*MATERIALS PROVIDED*.
>>>>>

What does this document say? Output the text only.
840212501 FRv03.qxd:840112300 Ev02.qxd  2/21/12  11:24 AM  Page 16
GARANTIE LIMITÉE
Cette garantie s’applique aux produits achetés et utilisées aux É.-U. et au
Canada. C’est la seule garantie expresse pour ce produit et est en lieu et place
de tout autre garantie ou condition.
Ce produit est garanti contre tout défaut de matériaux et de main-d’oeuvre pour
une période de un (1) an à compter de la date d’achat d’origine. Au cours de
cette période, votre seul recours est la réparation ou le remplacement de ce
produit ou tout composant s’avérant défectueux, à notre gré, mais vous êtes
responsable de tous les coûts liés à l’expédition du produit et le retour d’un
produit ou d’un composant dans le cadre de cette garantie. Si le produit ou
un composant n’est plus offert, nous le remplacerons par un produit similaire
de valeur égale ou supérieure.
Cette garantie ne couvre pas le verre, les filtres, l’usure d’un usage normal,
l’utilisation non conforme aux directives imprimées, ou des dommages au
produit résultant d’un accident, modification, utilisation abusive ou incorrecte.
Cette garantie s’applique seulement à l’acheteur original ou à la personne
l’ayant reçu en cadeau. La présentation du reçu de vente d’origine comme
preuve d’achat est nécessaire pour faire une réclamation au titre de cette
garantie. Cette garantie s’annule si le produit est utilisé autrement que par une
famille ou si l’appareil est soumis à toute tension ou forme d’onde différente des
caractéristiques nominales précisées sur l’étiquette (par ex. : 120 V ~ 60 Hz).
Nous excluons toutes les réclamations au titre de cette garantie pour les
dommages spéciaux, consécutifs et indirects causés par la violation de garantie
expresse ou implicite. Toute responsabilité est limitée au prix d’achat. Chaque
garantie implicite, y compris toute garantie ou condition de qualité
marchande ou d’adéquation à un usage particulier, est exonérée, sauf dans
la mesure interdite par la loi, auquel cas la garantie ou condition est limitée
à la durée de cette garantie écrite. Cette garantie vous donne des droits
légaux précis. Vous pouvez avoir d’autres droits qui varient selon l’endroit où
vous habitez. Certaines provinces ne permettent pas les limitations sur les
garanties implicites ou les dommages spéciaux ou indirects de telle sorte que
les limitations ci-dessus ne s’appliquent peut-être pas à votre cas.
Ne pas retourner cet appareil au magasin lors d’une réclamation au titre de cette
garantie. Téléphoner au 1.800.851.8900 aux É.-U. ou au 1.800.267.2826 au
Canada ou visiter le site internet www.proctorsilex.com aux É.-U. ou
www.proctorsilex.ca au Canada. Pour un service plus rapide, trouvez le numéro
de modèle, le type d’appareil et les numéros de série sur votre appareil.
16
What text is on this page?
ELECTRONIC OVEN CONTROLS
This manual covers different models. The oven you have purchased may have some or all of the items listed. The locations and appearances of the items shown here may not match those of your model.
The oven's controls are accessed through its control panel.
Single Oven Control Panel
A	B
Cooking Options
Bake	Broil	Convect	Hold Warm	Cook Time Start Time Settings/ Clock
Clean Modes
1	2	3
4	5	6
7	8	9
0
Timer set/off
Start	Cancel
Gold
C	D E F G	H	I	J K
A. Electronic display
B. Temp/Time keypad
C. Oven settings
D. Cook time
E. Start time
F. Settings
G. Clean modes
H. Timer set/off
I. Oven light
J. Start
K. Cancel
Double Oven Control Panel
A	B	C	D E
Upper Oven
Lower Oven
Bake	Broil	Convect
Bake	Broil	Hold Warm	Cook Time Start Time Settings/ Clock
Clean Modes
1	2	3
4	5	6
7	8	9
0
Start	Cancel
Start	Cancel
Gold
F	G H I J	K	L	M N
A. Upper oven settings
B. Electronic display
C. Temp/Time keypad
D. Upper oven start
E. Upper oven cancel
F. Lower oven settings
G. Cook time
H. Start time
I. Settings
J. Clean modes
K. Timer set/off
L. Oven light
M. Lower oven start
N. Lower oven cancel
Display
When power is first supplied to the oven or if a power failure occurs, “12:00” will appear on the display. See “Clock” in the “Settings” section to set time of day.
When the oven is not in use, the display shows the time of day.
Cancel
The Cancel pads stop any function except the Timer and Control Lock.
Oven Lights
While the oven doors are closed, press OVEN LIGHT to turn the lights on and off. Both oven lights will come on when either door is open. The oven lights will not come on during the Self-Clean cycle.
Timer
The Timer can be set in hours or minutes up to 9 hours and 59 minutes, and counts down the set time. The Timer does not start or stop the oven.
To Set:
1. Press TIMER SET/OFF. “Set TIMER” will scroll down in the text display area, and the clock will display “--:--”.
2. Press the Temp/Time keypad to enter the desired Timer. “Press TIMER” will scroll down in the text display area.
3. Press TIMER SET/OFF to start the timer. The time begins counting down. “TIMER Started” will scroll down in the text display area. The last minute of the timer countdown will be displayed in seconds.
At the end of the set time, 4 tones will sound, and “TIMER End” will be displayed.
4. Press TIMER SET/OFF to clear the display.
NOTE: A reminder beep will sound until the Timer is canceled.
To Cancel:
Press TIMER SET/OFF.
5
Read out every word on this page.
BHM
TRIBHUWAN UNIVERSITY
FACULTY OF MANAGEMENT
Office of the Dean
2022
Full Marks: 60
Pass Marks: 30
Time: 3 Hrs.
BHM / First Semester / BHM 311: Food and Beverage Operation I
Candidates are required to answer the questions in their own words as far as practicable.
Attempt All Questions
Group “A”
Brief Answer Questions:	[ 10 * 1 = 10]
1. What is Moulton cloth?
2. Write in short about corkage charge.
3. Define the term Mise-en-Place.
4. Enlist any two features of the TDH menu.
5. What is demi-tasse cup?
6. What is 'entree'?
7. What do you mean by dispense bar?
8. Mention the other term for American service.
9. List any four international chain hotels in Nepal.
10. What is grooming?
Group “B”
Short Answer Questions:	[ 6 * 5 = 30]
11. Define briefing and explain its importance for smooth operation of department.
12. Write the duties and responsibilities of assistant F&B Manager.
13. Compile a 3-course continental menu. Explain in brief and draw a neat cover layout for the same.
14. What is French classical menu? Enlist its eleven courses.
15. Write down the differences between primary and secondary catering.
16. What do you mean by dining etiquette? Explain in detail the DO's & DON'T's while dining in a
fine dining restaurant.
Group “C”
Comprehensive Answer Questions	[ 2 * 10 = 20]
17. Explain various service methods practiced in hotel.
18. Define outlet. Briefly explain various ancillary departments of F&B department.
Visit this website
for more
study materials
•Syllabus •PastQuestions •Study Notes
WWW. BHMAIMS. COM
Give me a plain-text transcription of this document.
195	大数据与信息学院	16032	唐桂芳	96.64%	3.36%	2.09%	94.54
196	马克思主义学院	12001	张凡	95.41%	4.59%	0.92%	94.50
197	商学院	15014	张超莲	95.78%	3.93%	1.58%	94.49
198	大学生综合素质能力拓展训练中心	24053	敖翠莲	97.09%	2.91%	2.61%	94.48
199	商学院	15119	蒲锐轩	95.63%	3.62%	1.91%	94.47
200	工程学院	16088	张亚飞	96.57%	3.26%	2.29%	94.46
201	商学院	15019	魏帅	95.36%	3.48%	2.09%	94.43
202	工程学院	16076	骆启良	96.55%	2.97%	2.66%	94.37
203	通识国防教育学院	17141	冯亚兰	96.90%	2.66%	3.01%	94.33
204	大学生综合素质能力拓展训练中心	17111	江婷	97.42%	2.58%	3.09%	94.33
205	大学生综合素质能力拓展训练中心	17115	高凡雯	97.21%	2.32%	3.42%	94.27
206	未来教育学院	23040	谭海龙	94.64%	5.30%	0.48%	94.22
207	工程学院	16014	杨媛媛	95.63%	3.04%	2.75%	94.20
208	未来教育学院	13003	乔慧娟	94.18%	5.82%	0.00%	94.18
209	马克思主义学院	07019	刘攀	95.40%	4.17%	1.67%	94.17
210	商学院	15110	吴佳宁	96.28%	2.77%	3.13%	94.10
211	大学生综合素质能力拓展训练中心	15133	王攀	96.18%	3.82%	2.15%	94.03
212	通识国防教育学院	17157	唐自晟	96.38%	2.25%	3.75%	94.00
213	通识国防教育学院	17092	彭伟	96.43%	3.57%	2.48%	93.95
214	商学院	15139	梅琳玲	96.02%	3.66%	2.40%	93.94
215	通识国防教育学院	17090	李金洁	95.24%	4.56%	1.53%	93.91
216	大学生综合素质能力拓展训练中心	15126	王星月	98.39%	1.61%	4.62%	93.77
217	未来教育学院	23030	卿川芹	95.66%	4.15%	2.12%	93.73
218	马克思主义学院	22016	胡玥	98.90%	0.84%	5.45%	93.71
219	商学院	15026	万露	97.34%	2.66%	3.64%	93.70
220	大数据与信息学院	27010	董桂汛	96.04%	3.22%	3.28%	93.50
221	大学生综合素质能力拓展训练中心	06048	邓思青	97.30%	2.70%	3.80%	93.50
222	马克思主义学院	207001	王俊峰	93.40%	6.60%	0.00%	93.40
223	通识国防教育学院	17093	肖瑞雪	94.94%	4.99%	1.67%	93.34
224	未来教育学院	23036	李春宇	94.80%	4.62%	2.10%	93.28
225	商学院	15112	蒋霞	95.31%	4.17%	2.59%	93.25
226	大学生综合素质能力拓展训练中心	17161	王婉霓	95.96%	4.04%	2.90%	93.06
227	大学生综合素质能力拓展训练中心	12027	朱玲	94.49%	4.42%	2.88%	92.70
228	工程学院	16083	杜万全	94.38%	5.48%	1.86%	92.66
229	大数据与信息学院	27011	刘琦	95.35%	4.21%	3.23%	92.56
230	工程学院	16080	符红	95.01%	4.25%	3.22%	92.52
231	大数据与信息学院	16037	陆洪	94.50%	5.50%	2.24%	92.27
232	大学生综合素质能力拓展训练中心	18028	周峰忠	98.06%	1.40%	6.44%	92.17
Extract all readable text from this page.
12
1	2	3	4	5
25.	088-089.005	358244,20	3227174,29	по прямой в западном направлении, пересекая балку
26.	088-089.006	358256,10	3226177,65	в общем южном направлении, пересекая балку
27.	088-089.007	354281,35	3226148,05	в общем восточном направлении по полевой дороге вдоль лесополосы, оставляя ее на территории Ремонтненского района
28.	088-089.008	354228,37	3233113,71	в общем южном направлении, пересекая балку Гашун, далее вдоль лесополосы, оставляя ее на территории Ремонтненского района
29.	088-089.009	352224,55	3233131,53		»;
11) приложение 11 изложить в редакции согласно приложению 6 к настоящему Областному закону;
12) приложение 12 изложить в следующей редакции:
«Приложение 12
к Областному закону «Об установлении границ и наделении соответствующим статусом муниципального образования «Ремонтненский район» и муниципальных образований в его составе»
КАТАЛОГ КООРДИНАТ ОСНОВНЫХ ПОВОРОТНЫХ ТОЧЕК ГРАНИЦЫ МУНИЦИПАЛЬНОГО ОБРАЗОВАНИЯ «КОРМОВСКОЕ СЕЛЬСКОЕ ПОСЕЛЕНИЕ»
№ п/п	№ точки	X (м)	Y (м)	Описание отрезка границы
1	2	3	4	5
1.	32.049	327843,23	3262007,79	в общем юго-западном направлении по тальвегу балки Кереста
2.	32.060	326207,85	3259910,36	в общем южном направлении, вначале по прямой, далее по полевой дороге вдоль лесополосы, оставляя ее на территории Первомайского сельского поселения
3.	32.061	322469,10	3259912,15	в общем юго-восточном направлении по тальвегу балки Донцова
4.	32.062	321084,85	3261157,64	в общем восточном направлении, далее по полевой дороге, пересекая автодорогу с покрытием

<<<<<

Pull every line containing the word "Upper" out of the material and copy it.

Upper Oven
A. Upper oven settings
D. Upper oven start
E. Upper oven cancel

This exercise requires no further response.